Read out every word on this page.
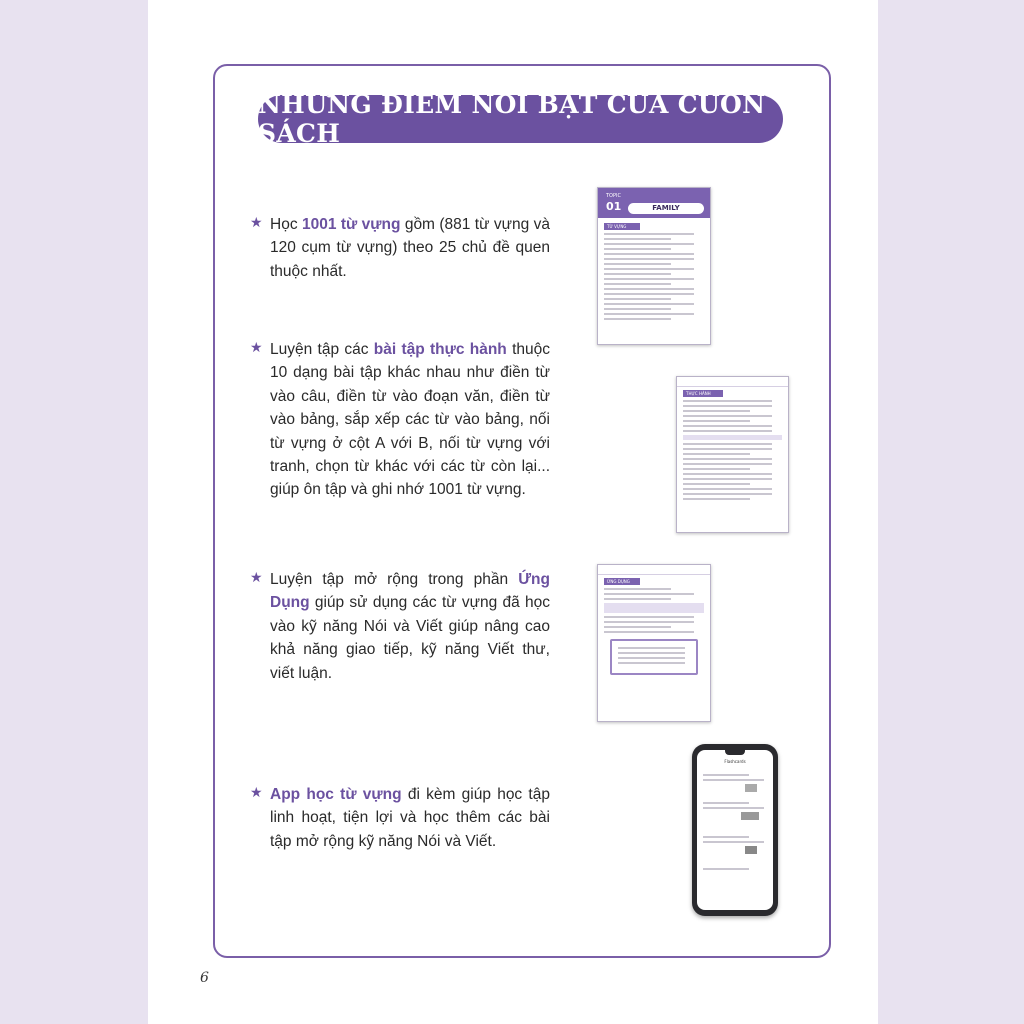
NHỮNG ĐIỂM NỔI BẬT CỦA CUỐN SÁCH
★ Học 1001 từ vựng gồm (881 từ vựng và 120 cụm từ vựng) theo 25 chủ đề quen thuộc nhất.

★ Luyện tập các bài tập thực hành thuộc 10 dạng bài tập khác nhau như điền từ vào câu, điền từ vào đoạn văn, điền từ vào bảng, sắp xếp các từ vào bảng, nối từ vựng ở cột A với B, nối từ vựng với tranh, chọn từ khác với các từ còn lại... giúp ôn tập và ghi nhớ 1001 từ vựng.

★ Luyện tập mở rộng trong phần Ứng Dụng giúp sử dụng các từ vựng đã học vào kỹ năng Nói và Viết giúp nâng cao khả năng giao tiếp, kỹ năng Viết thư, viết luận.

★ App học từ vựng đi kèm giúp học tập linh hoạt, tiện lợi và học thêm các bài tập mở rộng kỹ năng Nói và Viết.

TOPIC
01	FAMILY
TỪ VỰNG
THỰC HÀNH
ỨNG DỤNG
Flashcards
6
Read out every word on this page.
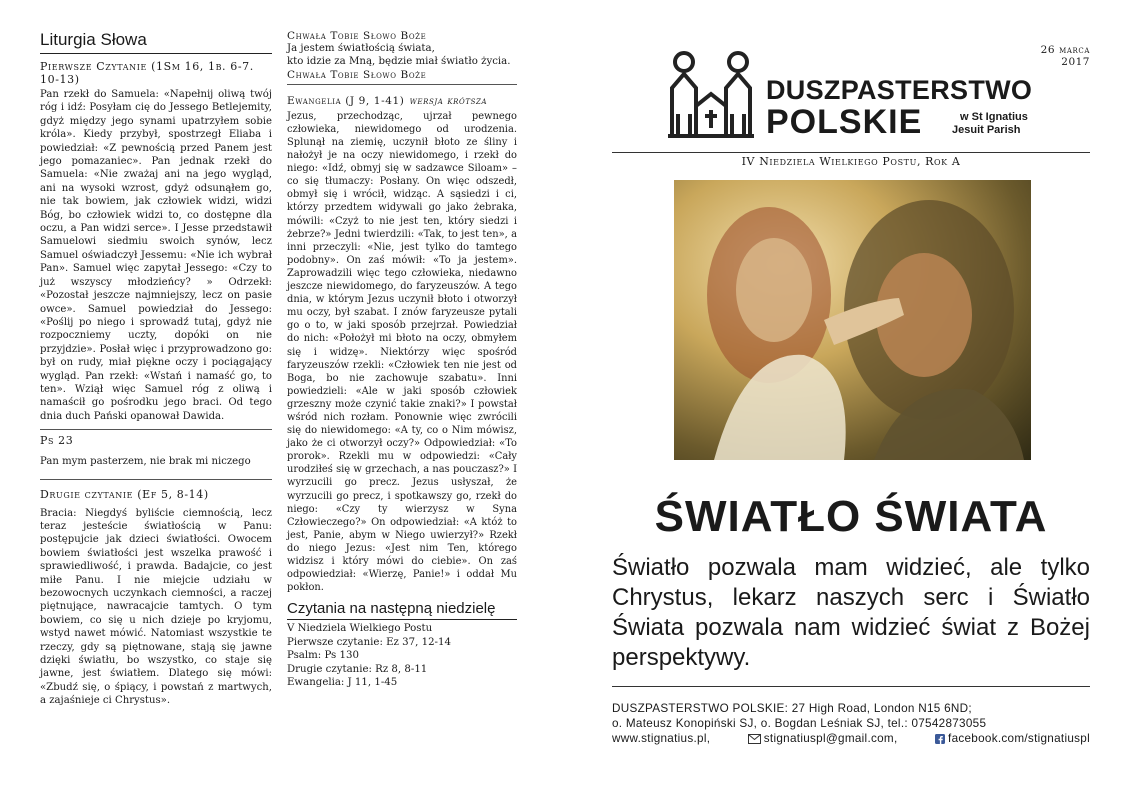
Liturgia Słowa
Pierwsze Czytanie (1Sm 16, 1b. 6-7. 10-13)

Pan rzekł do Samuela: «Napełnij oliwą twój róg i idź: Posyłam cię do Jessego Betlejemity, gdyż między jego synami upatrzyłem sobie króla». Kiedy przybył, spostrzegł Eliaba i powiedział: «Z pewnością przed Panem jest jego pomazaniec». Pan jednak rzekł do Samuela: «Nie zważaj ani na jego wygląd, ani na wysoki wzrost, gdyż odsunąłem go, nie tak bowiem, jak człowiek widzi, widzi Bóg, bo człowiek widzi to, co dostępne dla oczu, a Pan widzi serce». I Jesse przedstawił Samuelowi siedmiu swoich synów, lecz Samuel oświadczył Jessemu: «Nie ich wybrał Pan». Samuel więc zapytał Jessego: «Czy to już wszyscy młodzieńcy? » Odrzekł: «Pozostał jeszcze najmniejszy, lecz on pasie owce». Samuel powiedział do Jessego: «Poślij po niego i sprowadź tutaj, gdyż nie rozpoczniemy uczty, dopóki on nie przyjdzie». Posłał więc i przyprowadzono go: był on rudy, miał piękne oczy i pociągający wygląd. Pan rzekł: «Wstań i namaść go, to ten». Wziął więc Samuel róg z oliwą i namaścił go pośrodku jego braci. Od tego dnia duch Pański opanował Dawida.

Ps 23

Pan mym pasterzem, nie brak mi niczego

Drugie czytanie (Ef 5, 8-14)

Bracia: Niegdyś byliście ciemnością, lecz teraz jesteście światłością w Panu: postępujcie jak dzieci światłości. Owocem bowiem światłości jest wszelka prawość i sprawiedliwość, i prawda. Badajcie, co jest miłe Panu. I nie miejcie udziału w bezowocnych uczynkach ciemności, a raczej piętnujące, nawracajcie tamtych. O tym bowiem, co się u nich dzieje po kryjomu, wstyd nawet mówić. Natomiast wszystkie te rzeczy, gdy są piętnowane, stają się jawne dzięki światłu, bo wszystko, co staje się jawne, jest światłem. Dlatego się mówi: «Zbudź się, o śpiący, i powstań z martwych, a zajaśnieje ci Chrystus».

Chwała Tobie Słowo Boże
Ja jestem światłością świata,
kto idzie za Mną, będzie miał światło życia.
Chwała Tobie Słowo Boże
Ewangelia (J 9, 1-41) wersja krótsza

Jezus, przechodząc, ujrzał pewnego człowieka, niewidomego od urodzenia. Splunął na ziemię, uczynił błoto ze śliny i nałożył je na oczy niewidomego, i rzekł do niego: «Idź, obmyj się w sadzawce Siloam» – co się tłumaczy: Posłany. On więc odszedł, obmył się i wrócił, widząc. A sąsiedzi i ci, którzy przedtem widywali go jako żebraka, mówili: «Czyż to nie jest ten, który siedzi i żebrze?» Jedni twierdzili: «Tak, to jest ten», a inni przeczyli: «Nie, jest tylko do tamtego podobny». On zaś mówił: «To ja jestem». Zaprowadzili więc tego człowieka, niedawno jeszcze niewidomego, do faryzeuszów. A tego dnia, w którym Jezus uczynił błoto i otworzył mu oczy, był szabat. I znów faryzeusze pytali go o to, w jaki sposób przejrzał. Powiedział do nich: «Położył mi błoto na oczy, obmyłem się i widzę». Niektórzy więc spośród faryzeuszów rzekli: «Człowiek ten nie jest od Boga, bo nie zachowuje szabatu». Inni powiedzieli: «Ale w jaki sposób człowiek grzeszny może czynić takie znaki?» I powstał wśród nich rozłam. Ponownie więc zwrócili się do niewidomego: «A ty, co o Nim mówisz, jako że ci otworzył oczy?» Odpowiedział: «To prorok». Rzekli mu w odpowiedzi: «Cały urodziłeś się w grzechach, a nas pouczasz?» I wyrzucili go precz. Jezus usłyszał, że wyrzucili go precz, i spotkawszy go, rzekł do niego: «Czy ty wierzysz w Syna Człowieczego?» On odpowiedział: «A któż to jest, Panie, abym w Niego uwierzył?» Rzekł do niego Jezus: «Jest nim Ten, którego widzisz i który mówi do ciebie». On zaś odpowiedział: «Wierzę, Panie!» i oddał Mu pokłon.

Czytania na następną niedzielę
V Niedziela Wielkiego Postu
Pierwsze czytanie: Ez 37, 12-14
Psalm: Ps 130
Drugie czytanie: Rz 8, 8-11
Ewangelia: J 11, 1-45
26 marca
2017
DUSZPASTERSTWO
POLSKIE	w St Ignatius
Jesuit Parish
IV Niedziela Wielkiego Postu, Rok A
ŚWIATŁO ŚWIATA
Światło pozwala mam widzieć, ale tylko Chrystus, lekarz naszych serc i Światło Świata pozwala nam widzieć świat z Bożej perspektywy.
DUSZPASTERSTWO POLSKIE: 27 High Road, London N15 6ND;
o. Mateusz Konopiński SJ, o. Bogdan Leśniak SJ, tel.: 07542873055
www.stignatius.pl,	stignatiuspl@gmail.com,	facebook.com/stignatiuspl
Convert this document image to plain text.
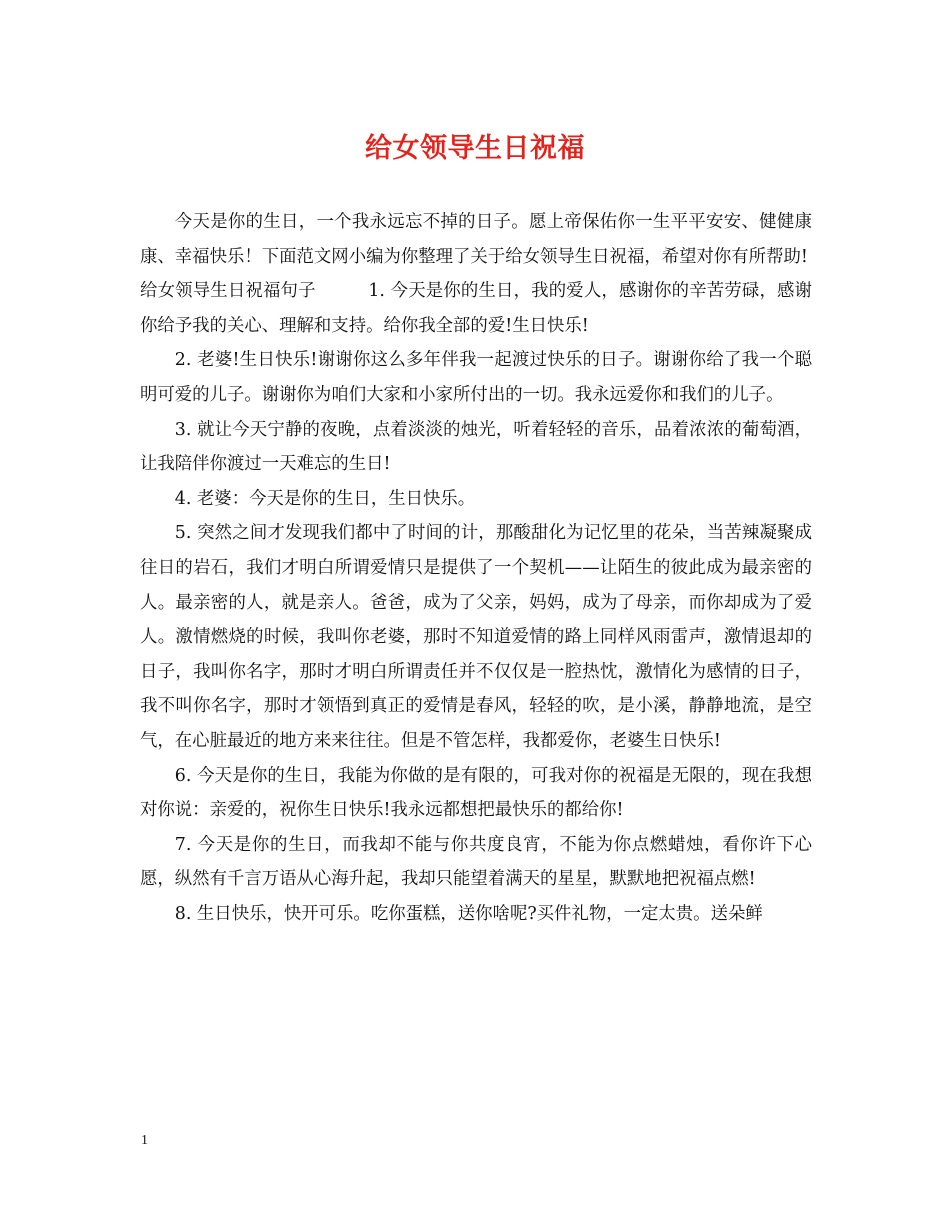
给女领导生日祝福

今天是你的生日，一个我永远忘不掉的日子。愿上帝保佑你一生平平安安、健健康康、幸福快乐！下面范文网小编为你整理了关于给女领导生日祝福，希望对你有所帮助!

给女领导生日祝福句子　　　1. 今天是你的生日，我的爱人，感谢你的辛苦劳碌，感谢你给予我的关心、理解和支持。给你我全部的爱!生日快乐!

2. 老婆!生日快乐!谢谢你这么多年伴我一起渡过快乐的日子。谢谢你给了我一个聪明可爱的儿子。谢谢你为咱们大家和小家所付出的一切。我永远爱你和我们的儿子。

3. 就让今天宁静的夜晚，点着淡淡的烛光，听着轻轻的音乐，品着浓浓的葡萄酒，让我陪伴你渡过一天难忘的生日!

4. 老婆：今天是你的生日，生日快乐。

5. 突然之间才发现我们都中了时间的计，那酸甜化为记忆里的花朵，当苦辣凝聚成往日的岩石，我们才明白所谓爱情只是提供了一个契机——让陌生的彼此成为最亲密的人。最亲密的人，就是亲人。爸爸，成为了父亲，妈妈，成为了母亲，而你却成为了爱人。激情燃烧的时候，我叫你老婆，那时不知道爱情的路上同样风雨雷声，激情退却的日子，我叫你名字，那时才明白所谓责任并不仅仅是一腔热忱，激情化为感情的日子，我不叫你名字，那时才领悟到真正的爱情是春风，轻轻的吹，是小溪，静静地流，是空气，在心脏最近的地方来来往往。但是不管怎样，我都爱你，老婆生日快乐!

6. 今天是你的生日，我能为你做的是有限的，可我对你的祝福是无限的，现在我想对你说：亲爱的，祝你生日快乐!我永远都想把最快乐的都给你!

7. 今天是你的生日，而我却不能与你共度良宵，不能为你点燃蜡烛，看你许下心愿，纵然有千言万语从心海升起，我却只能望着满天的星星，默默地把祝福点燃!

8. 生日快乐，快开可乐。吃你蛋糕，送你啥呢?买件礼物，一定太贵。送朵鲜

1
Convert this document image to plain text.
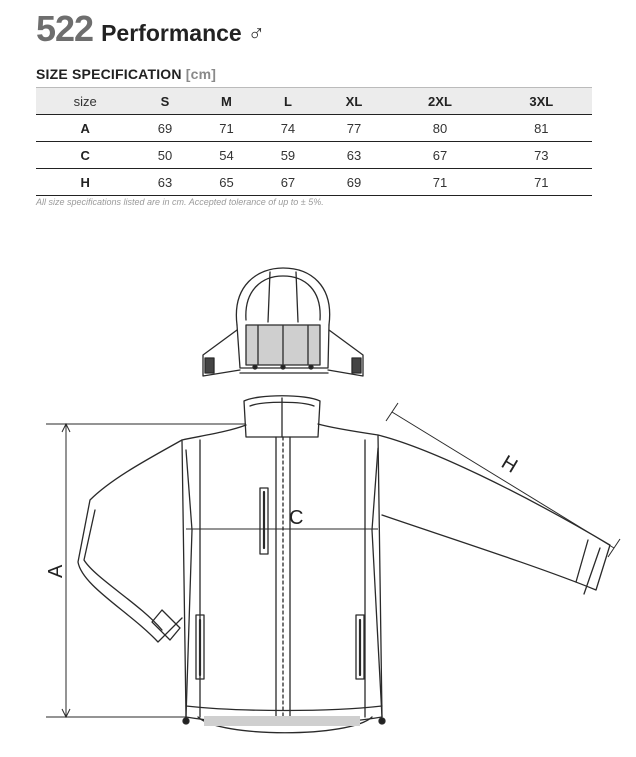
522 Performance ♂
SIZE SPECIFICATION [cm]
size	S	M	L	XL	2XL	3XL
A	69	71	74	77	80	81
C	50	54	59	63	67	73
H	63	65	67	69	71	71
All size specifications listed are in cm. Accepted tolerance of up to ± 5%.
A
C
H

....

Job:
Gather each line from the entries above that includes the word "Niedziela".

Output for this exercise:
V Niedziela Wielkiego Postu
IV Niedziela Wielkiego Postu, Rok A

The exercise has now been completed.